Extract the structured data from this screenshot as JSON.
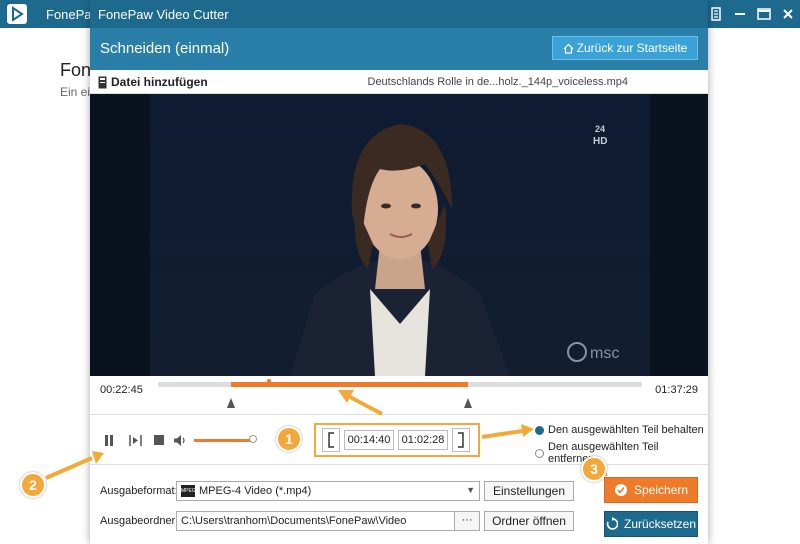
{
  "outer": {
    "title": "FonePaw",
    "heading": "Fone",
    "sub": "Ein ei"
  },
  "cutter": {
    "title": "FonePaw Video Cutter",
    "mode_title": "Schneiden (einmal)",
    "home_button": "Zurück zur Startseite"
  },
  "file": {
    "add_label": "Datei hinzufügen",
    "name": "Deutschlands Rolle in de...holz._144p_voiceless.mp4"
  },
  "video": {
    "channel_logo": "24 HD",
    "watermark": "msc"
  },
  "timeline": {
    "current_time": "00:22:45",
    "total_time": "01:37:29",
    "selection_start_fraction": 0.15,
    "selection_end_fraction": 0.64,
    "playhead_fraction": 0.23
  },
  "controls": {
    "volume_fraction": 0.95,
    "start_time": "00:14:40",
    "end_time": "01:02:28",
    "options": [
      {
        "label": "Den ausgewählten Teil behalten",
        "selected": true
      },
      {
        "label": "Den ausgewählten Teil entfernen",
        "selected": false
      }
    ]
  },
  "output": {
    "format_label": "Ausgabeformat:",
    "format_value": "MPEG-4 Video (*.mp4)",
    "format_icon_text": "MPEG",
    "settings_button": "Einstellungen",
    "folder_label": "Ausgabeordner:",
    "folder_value": "C:\\Users\\tranhom\\Documents\\FonePaw\\Video",
    "browse_button": "···",
    "open_folder_button": "Ordner öffnen",
    "save_button": "Speichern",
    "reset_button": "Zurücksetzen"
  },
  "annotations": {
    "badges": [
      "1",
      "2",
      "3"
    ]
  },
  "colors": {
    "title_bar": "#1e6a8f",
    "accent": "#ee7b2a",
    "highlight": "#f3a93a"
  },
  "icons": [
    "app-logo-icon",
    "close-icon",
    "menu-icon",
    "minimize-icon",
    "maximize-icon",
    "home-icon",
    "file-icon",
    "pause-icon",
    "next-frame-icon",
    "stop-icon",
    "volume-icon",
    "check-icon",
    "reset-icon"
  ]
}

■ **Brief**
Every line of the records that includes the word "FonePaw" should be gathered.

■ **The response**
    "title": "FonePaw",
    "title": "FonePaw Video Cutter",
    "folder_value": "C:\\Users\\tranhom\\Documents\\FonePaw\\Video",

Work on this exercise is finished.